§ **AIM OF THE TASK**:
Write out the entries below line for line, without changing a single character.

§ **EXERCISE INPUTS**:
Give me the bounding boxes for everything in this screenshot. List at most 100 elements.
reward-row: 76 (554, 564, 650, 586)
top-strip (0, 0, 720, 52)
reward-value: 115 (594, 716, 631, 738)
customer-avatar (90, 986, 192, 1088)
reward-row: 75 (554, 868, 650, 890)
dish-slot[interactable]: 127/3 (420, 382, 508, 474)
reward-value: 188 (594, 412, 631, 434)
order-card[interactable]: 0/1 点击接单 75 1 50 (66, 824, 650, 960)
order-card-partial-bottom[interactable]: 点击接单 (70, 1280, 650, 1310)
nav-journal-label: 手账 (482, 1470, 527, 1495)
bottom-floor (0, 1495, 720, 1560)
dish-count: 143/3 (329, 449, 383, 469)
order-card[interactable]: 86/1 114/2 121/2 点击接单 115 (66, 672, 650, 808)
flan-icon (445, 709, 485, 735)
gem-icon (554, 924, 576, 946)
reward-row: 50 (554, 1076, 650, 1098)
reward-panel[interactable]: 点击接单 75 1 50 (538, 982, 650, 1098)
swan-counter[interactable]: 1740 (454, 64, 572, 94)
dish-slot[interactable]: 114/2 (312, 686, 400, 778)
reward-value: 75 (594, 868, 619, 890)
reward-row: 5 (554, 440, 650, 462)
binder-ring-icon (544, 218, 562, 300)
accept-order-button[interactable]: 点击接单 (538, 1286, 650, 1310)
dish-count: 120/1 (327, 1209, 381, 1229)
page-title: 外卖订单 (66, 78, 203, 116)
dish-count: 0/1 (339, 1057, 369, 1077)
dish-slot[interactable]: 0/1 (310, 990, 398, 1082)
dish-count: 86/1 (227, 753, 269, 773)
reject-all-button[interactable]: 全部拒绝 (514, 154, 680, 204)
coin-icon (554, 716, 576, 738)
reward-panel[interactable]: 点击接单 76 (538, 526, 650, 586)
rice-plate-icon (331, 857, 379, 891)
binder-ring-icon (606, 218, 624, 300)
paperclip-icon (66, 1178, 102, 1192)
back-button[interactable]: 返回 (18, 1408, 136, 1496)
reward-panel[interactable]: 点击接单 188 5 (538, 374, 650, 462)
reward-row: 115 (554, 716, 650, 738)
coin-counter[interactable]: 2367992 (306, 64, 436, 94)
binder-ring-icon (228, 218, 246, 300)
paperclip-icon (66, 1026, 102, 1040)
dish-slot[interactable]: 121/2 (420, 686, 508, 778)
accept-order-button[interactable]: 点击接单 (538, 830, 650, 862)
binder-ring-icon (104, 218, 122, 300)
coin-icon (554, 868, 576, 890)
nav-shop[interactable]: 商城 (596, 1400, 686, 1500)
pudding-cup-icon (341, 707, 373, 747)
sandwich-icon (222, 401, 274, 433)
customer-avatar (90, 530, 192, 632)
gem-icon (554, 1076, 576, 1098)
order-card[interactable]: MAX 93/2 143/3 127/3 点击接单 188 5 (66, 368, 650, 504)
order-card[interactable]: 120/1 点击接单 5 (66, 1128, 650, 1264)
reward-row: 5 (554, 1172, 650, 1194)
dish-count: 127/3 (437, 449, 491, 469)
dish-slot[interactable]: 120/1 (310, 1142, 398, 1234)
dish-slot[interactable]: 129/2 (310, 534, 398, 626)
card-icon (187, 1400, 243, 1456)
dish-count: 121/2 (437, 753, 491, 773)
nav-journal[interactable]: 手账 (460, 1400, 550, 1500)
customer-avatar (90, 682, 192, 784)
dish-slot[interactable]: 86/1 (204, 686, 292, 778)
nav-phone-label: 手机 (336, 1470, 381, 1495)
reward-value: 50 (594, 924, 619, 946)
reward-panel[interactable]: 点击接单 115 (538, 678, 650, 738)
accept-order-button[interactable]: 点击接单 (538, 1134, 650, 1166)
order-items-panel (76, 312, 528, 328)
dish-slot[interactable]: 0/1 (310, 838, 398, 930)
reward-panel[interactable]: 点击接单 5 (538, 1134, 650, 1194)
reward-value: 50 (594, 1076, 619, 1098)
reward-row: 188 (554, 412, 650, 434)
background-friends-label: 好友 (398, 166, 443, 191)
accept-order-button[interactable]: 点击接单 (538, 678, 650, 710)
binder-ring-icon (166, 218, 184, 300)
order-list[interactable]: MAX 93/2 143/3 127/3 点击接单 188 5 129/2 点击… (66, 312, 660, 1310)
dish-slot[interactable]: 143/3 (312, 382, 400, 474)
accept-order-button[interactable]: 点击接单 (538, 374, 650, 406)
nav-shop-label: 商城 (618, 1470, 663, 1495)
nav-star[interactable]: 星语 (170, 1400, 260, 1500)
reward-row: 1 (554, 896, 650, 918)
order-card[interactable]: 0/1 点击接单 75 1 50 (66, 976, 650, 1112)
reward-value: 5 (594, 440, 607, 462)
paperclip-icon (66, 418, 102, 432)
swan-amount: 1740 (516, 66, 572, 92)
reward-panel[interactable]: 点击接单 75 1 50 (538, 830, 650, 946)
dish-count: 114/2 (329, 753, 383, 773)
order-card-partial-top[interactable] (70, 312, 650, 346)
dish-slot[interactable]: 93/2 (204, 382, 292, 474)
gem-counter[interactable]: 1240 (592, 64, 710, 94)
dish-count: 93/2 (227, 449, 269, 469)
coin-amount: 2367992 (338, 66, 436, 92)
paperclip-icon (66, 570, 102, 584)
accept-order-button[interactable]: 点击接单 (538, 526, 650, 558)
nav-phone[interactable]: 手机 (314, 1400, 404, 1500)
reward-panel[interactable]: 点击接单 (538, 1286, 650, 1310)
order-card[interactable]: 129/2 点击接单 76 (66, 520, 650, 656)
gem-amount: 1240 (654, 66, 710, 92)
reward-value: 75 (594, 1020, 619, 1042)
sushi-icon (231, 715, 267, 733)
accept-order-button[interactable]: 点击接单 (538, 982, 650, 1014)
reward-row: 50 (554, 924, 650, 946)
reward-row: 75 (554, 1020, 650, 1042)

§ **EXERCISE ANSWER**:
Give me the bounding boxes for everything in this screenshot. List at most 100 elements.
reward-row: 76 (554, 564, 650, 586)
top-strip (0, 0, 720, 52)
reward-value: 115 (594, 716, 631, 738)
customer-avatar (90, 986, 192, 1088)
reward-row: 75 (554, 868, 650, 890)
dish-slot[interactable]: 127/3 (420, 382, 508, 474)
reward-value: 188 (594, 412, 631, 434)
order-card[interactable]: 0/1 点击接单 75 1 50 (66, 824, 650, 960)
order-card-partial-bottom[interactable]: 点击接单 (70, 1280, 650, 1310)
nav-journal-label: 手账 (482, 1470, 527, 1495)
bottom-floor (0, 1495, 720, 1560)
dish-count: 143/3 (329, 449, 383, 469)
order-card[interactable]: 86/1 114/2 121/2 点击接单 115 (66, 672, 650, 808)
flan-icon (445, 709, 485, 735)
gem-icon (554, 924, 576, 946)
reward-row: 50 (554, 1076, 650, 1098)
reward-panel[interactable]: 点击接单 75 1 50 (538, 982, 650, 1098)
swan-counter[interactable]: 1740 (454, 64, 572, 94)
dish-slot[interactable]: 114/2 (312, 686, 400, 778)
reward-value: 75 (594, 868, 619, 890)
reward-row: 5 (554, 440, 650, 462)
binder-ring-icon (544, 218, 562, 300)
accept-order-button[interactable]: 点击接单 (538, 1286, 650, 1310)
dish-count: 120/1 (327, 1209, 381, 1229)
page-title: 外卖订单 (66, 78, 203, 116)
dish-count: 0/1 (339, 1057, 369, 1077)
dish-slot[interactable]: 0/1 (310, 990, 398, 1082)
dish-count: 86/1 (227, 753, 269, 773)
reject-all-button[interactable]: 全部拒绝 (514, 154, 680, 204)
coin-icon (554, 716, 576, 738)
reward-panel[interactable]: 点击接单 76 (538, 526, 650, 586)
rice-plate-icon (331, 857, 379, 891)
binder-ring-icon (606, 218, 624, 300)
paperclip-icon (66, 1178, 102, 1192)
back-button[interactable]: 返回 (18, 1408, 136, 1496)
reward-panel[interactable]: 点击接单 188 5 (538, 374, 650, 462)
reward-row: 115 (554, 716, 650, 738)
coin-counter[interactable]: 2367992 (306, 64, 436, 94)
binder-ring-icon (228, 218, 246, 300)
paperclip-icon (66, 1026, 102, 1040)
dish-slot[interactable]: 121/2 (420, 686, 508, 778)
accept-order-button[interactable]: 点击接单 (538, 830, 650, 862)
binder-ring-icon (104, 218, 122, 300)
coin-icon (554, 868, 576, 890)
nav-shop[interactable]: 商城 (596, 1400, 686, 1500)
pudding-cup-icon (341, 707, 373, 747)
sandwich-icon (222, 401, 274, 433)
customer-avatar (90, 530, 192, 632)
gem-icon (554, 1076, 576, 1098)
order-card[interactable]: MAX 93/2 143/3 127/3 点击接单 188 5 (66, 368, 650, 504)
order-card[interactable]: 120/1 点击接单 5 (66, 1128, 650, 1264)
reward-row: 5 (554, 1172, 650, 1194)
dish-count: 127/3 (437, 449, 491, 469)
dish-slot[interactable]: 120/1 (310, 1142, 398, 1234)
dish-slot[interactable]: 129/2 (310, 534, 398, 626)
card-icon (187, 1400, 243, 1456)
dish-count: 121/2 (437, 753, 491, 773)
nav-journal[interactable]: 手账 (460, 1400, 550, 1500)
customer-avatar (90, 682, 192, 784)
dish-slot[interactable]: 86/1 (204, 686, 292, 778)
nav-phone-label: 手机 (336, 1470, 381, 1495)
reward-value: 50 (594, 924, 619, 946)
reward-panel[interactable]: 点击接单 115 (538, 678, 650, 738)
accept-order-button[interactable]: 点击接单 (538, 1134, 650, 1166)
order-items-panel (76, 312, 528, 328)
dish-slot[interactable]: 0/1 (310, 838, 398, 930)
reward-panel[interactable]: 点击接单 5 (538, 1134, 650, 1194)
reward-value: 50 (594, 1076, 619, 1098)
reward-row: 188 (554, 412, 650, 434)
background-friends-label: 好友 (398, 166, 443, 191)
accept-order-button[interactable]: 点击接单 (538, 678, 650, 710)
binder-ring-icon (166, 218, 184, 300)
order-list[interactable]: MAX 93/2 143/3 127/3 点击接单 188 5 129/2 点击… (66, 312, 660, 1310)
dish-slot[interactable]: 143/3 (312, 382, 400, 474)
accept-order-button[interactable]: 点击接单 (538, 374, 650, 406)
nav-shop-label: 商城 (618, 1470, 663, 1495)
nav-star[interactable]: 星语 (170, 1400, 260, 1500)
reward-row: 1 (554, 896, 650, 918)
order-card[interactable]: 0/1 点击接单 75 1 50 (66, 976, 650, 1112)
reward-value: 5 (594, 440, 607, 462)
paperclip-icon (66, 418, 102, 432)
swan-amount: 1740 (516, 66, 572, 92)
reward-panel[interactable]: 点击接单 75 1 50 (538, 830, 650, 946)
dish-count: 114/2 (329, 753, 383, 773)
order-card-partial-top[interactable] (70, 312, 650, 346)
dish-slot[interactable]: 93/2 (204, 382, 292, 474)
gem-counter[interactable]: 1240 (592, 64, 710, 94)
dish-count: 93/2 (227, 449, 269, 469)
coin-amount: 2367992 (338, 66, 436, 92)
paperclip-icon (66, 570, 102, 584)
accept-order-button[interactable]: 点击接单 (538, 526, 650, 558)
nav-phone[interactable]: 手机 (314, 1400, 404, 1500)
reward-panel[interactable]: 点击接单 (538, 1286, 650, 1310)
order-card[interactable]: 129/2 点击接单 76 (66, 520, 650, 656)
gem-amount: 1240 (654, 66, 710, 92)
reward-value: 75 (594, 1020, 619, 1042)
sushi-icon (231, 715, 267, 733)
accept-order-button[interactable]: 点击接单 (538, 982, 650, 1014)
reward-row: 50 (554, 924, 650, 946)
reward-row: 75 (554, 1020, 650, 1042)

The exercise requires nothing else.